WORK TO COMPLETE: Write out each record again exactly as it stands.
Start of RECORDS TO PROCESS
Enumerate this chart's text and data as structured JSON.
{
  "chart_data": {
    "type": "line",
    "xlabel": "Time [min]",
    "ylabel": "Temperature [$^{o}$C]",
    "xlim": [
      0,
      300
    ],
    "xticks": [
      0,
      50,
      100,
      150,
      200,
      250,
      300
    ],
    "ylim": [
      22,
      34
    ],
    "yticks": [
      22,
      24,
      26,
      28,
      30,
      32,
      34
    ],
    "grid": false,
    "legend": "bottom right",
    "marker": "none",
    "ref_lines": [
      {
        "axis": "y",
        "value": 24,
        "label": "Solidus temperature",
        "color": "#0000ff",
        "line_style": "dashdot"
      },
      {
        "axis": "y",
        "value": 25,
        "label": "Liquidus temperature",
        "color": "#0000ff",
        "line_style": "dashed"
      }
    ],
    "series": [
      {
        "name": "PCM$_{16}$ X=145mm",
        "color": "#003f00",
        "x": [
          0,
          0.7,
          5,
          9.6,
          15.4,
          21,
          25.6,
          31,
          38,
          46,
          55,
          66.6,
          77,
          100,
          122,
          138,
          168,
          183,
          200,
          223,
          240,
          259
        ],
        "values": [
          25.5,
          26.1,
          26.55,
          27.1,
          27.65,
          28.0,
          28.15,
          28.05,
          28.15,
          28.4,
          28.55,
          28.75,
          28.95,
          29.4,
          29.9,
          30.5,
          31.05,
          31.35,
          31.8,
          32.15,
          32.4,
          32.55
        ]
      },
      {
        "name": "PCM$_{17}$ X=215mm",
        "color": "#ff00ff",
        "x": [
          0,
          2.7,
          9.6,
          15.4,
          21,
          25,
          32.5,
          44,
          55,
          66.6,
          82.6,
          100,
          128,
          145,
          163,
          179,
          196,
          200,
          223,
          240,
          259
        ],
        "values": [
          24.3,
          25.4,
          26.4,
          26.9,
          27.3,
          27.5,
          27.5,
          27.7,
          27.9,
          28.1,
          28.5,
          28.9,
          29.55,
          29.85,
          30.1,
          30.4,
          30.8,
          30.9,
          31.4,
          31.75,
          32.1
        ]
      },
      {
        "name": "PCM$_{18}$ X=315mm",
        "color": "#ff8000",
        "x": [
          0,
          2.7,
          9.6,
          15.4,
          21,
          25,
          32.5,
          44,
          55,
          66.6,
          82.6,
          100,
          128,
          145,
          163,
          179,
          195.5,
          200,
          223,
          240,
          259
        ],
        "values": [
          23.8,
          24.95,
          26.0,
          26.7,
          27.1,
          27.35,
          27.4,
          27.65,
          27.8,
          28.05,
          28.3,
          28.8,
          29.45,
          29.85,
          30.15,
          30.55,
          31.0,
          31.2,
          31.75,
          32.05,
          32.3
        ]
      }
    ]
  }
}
End of RECORDS TO PROCESS
RESULT OF THE TASK:
Enumerate this chart's text and data as structured JSON.
{
  "chart_data": {
    "type": "line",
    "xlabel": "Time [min]",
    "ylabel": "Temperature [$^{o}$C]",
    "xlim": [
      0,
      300
    ],
    "xticks": [
      0,
      50,
      100,
      150,
      200,
      250,
      300
    ],
    "ylim": [
      22,
      34
    ],
    "yticks": [
      22,
      24,
      26,
      28,
      30,
      32,
      34
    ],
    "grid": false,
    "legend": "bottom right",
    "marker": "none",
    "ref_lines": [
      {
        "axis": "y",
        "value": 24,
        "label": "Solidus temperature",
        "color": "#0000ff",
        "line_style": "dashdot"
      },
      {
        "axis": "y",
        "value": 25,
        "label": "Liquidus temperature",
        "color": "#0000ff",
        "line_style": "dashed"
      }
    ],
    "series": [
      {
        "name": "PCM$_{16}$ X=145mm",
        "color": "#003f00",
        "x": [
          0,
          0.7,
          5,
          9.6,
          15.4,
          21,
          25.6,
          31,
          38,
          46,
          55,
          66.6,
          77,
          100,
          122,
          138,
          168,
          183,
          200,
          223,
          240,
          259
        ],
        "values": [
          25.5,
          26.1,
          26.55,
          27.1,
          27.65,
          28.0,
          28.15,
          28.05,
          28.15,
          28.4,
          28.55,
          28.75,
          28.95,
          29.4,
          29.9,
          30.5,
          31.05,
          31.35,
          31.8,
          32.15,
          32.4,
          32.55
        ]
      },
      {
        "name": "PCM$_{17}$ X=215mm",
        "color": "#ff00ff",
        "x": [
          0,
          2.7,
          9.6,
          15.4,
          21,
          25,
          32.5,
          44,
          55,
          66.6,
          82.6,
          100,
          128,
          145,
          163,
          179,
          196,
          200,
          223,
          240,
          259
        ],
        "values": [
          24.3,
          25.4,
          26.4,
          26.9,
          27.3,
          27.5,
          27.5,
          27.7,
          27.9,
          28.1,
          28.5,
          28.9,
          29.55,
          29.85,
          30.1,
          30.4,
          30.8,
          30.9,
          31.4,
          31.75,
          32.1
        ]
      },
      {
        "name": "PCM$_{18}$ X=315mm",
        "color": "#ff8000",
        "x": [
          0,
          2.7,
          9.6,
          15.4,
          21,
          25,
          32.5,
          44,
          55,
          66.6,
          82.6,
          100,
          128,
          145,
          163,
          179,
          195.5,
          200,
          223,
          240,
          259
        ],
        "values": [
          23.8,
          24.95,
          26.0,
          26.7,
          27.1,
          27.35,
          27.4,
          27.65,
          27.8,
          28.05,
          28.3,
          28.8,
          29.45,
          29.85,
          30.15,
          30.55,
          31.0,
          31.2,
          31.75,
          32.05,
          32.3
        ]
      }
    ]
  }
}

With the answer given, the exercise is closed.